GIVEN RECORDS ->
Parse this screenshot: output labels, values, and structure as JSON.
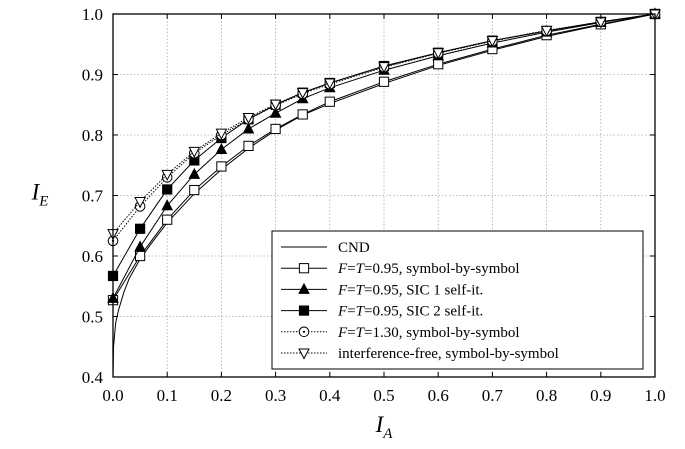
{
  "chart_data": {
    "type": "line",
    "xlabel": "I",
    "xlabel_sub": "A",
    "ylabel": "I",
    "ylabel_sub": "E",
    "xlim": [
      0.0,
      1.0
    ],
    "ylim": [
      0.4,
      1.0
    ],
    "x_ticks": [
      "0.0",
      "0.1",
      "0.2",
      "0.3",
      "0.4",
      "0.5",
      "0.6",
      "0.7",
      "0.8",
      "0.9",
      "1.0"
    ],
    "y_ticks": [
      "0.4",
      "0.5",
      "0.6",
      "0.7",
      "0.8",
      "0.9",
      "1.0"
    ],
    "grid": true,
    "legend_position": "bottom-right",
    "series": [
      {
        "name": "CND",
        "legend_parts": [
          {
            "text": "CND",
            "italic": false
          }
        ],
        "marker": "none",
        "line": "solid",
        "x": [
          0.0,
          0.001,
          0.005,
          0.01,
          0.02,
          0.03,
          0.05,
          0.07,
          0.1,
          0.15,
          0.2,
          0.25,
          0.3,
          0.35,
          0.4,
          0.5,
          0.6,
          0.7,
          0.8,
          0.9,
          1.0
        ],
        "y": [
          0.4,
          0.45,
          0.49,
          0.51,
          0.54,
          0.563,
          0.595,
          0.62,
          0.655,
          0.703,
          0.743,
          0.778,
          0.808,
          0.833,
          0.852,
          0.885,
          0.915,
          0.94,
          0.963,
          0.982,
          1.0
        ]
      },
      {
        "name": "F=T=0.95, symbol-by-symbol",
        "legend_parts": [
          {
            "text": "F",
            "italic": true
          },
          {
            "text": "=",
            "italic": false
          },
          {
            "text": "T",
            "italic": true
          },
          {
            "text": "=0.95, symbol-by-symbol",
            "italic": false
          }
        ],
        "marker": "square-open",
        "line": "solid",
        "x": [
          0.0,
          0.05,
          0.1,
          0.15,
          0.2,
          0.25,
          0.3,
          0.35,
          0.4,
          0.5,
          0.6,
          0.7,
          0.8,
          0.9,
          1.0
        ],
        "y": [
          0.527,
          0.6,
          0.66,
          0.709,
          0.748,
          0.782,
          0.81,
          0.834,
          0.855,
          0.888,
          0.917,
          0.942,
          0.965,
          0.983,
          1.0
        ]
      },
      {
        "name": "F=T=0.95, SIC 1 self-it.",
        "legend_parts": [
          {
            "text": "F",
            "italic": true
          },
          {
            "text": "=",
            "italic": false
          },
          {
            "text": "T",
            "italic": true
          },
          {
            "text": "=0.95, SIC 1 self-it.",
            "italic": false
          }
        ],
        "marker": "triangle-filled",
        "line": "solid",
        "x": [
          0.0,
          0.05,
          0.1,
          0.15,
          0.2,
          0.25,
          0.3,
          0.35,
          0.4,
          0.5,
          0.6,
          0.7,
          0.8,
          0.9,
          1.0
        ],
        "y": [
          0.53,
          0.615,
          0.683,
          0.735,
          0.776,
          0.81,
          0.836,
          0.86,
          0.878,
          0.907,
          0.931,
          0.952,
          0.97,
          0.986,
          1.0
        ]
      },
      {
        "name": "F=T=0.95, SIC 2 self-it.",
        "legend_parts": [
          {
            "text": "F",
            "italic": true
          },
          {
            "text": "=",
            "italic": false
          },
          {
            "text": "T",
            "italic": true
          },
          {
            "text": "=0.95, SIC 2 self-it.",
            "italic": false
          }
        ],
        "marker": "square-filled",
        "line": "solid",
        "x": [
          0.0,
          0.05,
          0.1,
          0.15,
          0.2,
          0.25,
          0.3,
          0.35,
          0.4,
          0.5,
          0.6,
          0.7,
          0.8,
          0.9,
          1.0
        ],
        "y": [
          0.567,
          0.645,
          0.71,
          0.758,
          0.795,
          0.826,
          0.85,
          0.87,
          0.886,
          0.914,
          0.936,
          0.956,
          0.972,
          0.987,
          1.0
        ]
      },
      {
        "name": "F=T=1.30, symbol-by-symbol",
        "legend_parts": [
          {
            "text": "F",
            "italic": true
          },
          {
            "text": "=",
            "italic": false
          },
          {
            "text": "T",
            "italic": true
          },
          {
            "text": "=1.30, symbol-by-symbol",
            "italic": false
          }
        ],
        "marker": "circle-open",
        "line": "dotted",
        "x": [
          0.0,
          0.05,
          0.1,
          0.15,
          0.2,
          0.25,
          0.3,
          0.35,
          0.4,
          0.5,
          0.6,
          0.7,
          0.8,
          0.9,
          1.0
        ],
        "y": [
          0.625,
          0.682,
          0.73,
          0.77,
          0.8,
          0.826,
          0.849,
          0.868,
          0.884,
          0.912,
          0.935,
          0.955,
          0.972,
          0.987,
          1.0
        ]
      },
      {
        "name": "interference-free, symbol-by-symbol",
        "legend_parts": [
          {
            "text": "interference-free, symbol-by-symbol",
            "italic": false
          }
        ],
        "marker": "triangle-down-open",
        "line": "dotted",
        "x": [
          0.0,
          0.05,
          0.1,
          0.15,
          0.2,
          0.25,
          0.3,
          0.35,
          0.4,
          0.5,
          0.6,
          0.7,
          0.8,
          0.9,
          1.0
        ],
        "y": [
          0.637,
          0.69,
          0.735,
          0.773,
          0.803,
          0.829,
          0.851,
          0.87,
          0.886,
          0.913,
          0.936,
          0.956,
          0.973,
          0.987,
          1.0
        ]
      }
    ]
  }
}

INSTRUCTIONS TO FOLLOW -> Pictures stay out; repeat all the rest of the records exactly.

SOLUTION FOR THIS EXERCISE ->
Parse this screenshot: output labels, values, and structure as JSON.
{
  "chart_data": {
    "type": "line",
    "xlabel": "I",
    "xlabel_sub": "A",
    "ylabel": "I",
    "ylabel_sub": "E",
    "xlim": [
      0.0,
      1.0
    ],
    "ylim": [
      0.4,
      1.0
    ],
    "x_ticks": [
      "0.0",
      "0.1",
      "0.2",
      "0.3",
      "0.4",
      "0.5",
      "0.6",
      "0.7",
      "0.8",
      "0.9",
      "1.0"
    ],
    "y_ticks": [
      "0.4",
      "0.5",
      "0.6",
      "0.7",
      "0.8",
      "0.9",
      "1.0"
    ],
    "grid": true,
    "legend_position": "bottom-right",
    "series": [
      {
        "name": "CND",
        "legend_parts": [
          {
            "text": "CND",
            "italic": false
          }
        ],
        "marker": "none",
        "line": "solid",
        "x": [
          0.0,
          0.001,
          0.005,
          0.01,
          0.02,
          0.03,
          0.05,
          0.07,
          0.1,
          0.15,
          0.2,
          0.25,
          0.3,
          0.35,
          0.4,
          0.5,
          0.6,
          0.7,
          0.8,
          0.9,
          1.0
        ],
        "y": [
          0.4,
          0.45,
          0.49,
          0.51,
          0.54,
          0.563,
          0.595,
          0.62,
          0.655,
          0.703,
          0.743,
          0.778,
          0.808,
          0.833,
          0.852,
          0.885,
          0.915,
          0.94,
          0.963,
          0.982,
          1.0
        ]
      },
      {
        "name": "F=T=0.95, symbol-by-symbol",
        "legend_parts": [
          {
            "text": "F",
            "italic": true
          },
          {
            "text": "=",
            "italic": false
          },
          {
            "text": "T",
            "italic": true
          },
          {
            "text": "=0.95, symbol-by-symbol",
            "italic": false
          }
        ],
        "marker": "square-open",
        "line": "solid",
        "x": [
          0.0,
          0.05,
          0.1,
          0.15,
          0.2,
          0.25,
          0.3,
          0.35,
          0.4,
          0.5,
          0.6,
          0.7,
          0.8,
          0.9,
          1.0
        ],
        "y": [
          0.527,
          0.6,
          0.66,
          0.709,
          0.748,
          0.782,
          0.81,
          0.834,
          0.855,
          0.888,
          0.917,
          0.942,
          0.965,
          0.983,
          1.0
        ]
      },
      {
        "name": "F=T=0.95, SIC 1 self-it.",
        "legend_parts": [
          {
            "text": "F",
            "italic": true
          },
          {
            "text": "=",
            "italic": false
          },
          {
            "text": "T",
            "italic": true
          },
          {
            "text": "=0.95, SIC 1 self-it.",
            "italic": false
          }
        ],
        "marker": "triangle-filled",
        "line": "solid",
        "x": [
          0.0,
          0.05,
          0.1,
          0.15,
          0.2,
          0.25,
          0.3,
          0.35,
          0.4,
          0.5,
          0.6,
          0.7,
          0.8,
          0.9,
          1.0
        ],
        "y": [
          0.53,
          0.615,
          0.683,
          0.735,
          0.776,
          0.81,
          0.836,
          0.86,
          0.878,
          0.907,
          0.931,
          0.952,
          0.97,
          0.986,
          1.0
        ]
      },
      {
        "name": "F=T=0.95, SIC 2 self-it.",
        "legend_parts": [
          {
            "text": "F",
            "italic": true
          },
          {
            "text": "=",
            "italic": false
          },
          {
            "text": "T",
            "italic": true
          },
          {
            "text": "=0.95, SIC 2 self-it.",
            "italic": false
          }
        ],
        "marker": "square-filled",
        "line": "solid",
        "x": [
          0.0,
          0.05,
          0.1,
          0.15,
          0.2,
          0.25,
          0.3,
          0.35,
          0.4,
          0.5,
          0.6,
          0.7,
          0.8,
          0.9,
          1.0
        ],
        "y": [
          0.567,
          0.645,
          0.71,
          0.758,
          0.795,
          0.826,
          0.85,
          0.87,
          0.886,
          0.914,
          0.936,
          0.956,
          0.972,
          0.987,
          1.0
        ]
      },
      {
        "name": "F=T=1.30, symbol-by-symbol",
        "legend_parts": [
          {
            "text": "F",
            "italic": true
          },
          {
            "text": "=",
            "italic": false
          },
          {
            "text": "T",
            "italic": true
          },
          {
            "text": "=1.30, symbol-by-symbol",
            "italic": false
          }
        ],
        "marker": "circle-open",
        "line": "dotted",
        "x": [
          0.0,
          0.05,
          0.1,
          0.15,
          0.2,
          0.25,
          0.3,
          0.35,
          0.4,
          0.5,
          0.6,
          0.7,
          0.8,
          0.9,
          1.0
        ],
        "y": [
          0.625,
          0.682,
          0.73,
          0.77,
          0.8,
          0.826,
          0.849,
          0.868,
          0.884,
          0.912,
          0.935,
          0.955,
          0.972,
          0.987,
          1.0
        ]
      },
      {
        "name": "interference-free, symbol-by-symbol",
        "legend_parts": [
          {
            "text": "interference-free, symbol-by-symbol",
            "italic": false
          }
        ],
        "marker": "triangle-down-open",
        "line": "dotted",
        "x": [
          0.0,
          0.05,
          0.1,
          0.15,
          0.2,
          0.25,
          0.3,
          0.35,
          0.4,
          0.5,
          0.6,
          0.7,
          0.8,
          0.9,
          1.0
        ],
        "y": [
          0.637,
          0.69,
          0.735,
          0.773,
          0.803,
          0.829,
          0.851,
          0.87,
          0.886,
          0.913,
          0.936,
          0.956,
          0.973,
          0.987,
          1.0
        ]
      }
    ]
  }
}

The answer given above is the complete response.